» GOAL OF THE EXERCISE:
In the listing below, locate the lines that hold the string "puffer". Copy those lines.

╭─ GIVEN INFORMATION

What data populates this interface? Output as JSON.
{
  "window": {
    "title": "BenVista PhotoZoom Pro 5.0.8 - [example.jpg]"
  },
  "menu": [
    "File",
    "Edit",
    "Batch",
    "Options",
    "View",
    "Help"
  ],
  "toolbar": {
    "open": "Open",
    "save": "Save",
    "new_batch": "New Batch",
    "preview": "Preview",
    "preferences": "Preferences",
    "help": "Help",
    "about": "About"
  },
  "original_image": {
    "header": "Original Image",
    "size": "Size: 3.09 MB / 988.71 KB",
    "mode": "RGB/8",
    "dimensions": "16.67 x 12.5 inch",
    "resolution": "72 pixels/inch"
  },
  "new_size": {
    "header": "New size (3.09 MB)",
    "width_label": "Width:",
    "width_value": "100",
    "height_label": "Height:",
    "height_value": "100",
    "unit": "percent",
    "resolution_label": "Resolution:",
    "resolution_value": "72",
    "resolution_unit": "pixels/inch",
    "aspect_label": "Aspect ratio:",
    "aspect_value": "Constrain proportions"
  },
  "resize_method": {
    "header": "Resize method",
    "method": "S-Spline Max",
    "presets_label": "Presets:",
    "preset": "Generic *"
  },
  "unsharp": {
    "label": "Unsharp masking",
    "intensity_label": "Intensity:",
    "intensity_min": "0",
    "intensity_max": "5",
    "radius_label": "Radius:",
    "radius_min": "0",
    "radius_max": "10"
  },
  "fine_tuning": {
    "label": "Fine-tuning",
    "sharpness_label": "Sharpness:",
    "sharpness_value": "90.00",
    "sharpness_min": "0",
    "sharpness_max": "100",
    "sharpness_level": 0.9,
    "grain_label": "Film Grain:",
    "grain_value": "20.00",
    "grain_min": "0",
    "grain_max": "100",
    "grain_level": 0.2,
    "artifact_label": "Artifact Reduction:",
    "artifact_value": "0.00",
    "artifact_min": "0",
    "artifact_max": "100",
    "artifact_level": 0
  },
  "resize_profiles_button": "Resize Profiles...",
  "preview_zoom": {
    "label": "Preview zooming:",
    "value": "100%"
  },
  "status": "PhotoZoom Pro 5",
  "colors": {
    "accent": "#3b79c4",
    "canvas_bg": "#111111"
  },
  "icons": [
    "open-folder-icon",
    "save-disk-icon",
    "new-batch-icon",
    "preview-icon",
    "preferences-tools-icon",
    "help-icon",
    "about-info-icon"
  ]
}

╰─
╭─ GIVEN INFORMATION

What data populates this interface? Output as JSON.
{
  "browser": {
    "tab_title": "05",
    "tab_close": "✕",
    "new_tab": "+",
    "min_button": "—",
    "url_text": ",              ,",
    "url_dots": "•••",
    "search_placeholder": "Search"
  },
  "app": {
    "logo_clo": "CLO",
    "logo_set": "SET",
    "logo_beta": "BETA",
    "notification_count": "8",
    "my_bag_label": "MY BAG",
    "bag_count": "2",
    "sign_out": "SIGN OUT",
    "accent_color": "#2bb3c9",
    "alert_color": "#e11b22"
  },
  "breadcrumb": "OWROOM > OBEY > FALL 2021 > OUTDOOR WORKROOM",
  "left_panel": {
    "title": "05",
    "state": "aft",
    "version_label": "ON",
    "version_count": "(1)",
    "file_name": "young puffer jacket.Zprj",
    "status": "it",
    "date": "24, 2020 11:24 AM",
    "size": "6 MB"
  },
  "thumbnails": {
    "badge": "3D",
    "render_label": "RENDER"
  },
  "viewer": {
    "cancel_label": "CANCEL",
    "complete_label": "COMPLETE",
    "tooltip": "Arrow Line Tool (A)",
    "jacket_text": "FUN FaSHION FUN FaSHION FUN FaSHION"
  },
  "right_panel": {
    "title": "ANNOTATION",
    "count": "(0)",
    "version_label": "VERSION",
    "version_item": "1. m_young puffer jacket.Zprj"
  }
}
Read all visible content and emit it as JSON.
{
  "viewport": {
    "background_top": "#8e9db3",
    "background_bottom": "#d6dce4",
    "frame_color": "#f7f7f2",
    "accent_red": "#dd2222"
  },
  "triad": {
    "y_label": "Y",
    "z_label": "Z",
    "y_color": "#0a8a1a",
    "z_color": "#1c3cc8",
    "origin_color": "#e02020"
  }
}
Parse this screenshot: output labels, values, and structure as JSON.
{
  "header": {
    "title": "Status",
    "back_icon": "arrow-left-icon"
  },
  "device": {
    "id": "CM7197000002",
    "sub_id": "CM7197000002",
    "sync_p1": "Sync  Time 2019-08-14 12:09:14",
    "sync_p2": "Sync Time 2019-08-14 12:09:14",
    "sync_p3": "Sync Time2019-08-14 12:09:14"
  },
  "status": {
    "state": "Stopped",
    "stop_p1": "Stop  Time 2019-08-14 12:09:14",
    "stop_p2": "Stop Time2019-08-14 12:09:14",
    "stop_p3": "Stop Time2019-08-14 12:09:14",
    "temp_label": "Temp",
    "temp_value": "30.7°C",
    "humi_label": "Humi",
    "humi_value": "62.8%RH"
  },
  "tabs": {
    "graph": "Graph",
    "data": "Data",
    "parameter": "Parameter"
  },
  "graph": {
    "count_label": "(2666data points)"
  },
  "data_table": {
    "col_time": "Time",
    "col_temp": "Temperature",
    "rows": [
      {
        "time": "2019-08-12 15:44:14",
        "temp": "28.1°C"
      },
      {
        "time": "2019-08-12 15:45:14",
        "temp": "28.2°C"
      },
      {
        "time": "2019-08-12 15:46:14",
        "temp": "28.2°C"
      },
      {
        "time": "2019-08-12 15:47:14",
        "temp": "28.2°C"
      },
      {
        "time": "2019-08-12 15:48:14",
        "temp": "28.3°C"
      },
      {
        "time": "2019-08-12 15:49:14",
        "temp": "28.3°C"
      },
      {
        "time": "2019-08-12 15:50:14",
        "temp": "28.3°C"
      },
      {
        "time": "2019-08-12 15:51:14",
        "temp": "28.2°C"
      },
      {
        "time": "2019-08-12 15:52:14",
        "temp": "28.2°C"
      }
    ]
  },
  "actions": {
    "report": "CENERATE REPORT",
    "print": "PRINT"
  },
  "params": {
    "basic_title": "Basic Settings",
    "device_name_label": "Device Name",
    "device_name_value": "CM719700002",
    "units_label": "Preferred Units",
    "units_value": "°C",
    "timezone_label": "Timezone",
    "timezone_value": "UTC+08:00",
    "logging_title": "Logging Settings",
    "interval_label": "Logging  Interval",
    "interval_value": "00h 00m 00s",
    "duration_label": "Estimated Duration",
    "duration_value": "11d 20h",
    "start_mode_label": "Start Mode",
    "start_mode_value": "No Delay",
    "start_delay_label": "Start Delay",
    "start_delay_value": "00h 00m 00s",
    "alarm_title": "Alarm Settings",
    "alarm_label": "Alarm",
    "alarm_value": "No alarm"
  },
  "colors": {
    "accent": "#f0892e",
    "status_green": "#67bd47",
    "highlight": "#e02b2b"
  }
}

╰─
╭─ GIVEN INFORMATION

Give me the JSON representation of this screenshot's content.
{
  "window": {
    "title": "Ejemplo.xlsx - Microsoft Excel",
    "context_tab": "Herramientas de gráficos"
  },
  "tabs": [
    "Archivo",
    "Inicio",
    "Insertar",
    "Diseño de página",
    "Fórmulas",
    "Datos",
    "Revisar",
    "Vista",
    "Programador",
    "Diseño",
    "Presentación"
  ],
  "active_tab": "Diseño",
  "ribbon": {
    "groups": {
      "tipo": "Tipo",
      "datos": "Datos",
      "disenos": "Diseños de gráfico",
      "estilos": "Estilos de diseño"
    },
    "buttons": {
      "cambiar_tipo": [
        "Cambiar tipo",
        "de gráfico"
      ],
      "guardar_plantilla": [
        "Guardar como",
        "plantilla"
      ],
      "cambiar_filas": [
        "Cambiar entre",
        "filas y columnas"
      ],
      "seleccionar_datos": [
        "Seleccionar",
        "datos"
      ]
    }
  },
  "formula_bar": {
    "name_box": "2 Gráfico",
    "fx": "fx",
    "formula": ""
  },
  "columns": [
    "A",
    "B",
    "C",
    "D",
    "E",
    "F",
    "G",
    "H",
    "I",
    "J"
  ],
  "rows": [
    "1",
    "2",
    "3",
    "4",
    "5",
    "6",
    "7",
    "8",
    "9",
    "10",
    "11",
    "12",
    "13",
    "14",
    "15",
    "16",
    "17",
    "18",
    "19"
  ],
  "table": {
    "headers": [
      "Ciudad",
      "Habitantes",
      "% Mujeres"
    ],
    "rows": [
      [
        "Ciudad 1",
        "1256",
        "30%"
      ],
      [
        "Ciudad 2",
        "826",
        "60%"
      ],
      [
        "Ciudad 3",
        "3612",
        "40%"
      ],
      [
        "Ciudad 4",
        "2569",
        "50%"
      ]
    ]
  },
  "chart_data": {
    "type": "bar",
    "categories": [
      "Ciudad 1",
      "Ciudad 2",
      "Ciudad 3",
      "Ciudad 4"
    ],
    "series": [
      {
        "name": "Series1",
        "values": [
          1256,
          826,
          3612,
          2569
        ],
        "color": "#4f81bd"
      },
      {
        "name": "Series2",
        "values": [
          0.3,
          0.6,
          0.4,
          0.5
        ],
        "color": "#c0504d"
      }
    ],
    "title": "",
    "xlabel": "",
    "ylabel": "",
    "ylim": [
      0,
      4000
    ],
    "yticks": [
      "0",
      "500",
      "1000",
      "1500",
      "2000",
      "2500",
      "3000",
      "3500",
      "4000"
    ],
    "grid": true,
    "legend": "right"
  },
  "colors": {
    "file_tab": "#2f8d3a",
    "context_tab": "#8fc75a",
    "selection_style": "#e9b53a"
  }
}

╰─

» TASK OUTPUT:
    "file_name": "young puffer jacket.Zprj",
    "version_item": "1. m_young puffer jacket.Zprj"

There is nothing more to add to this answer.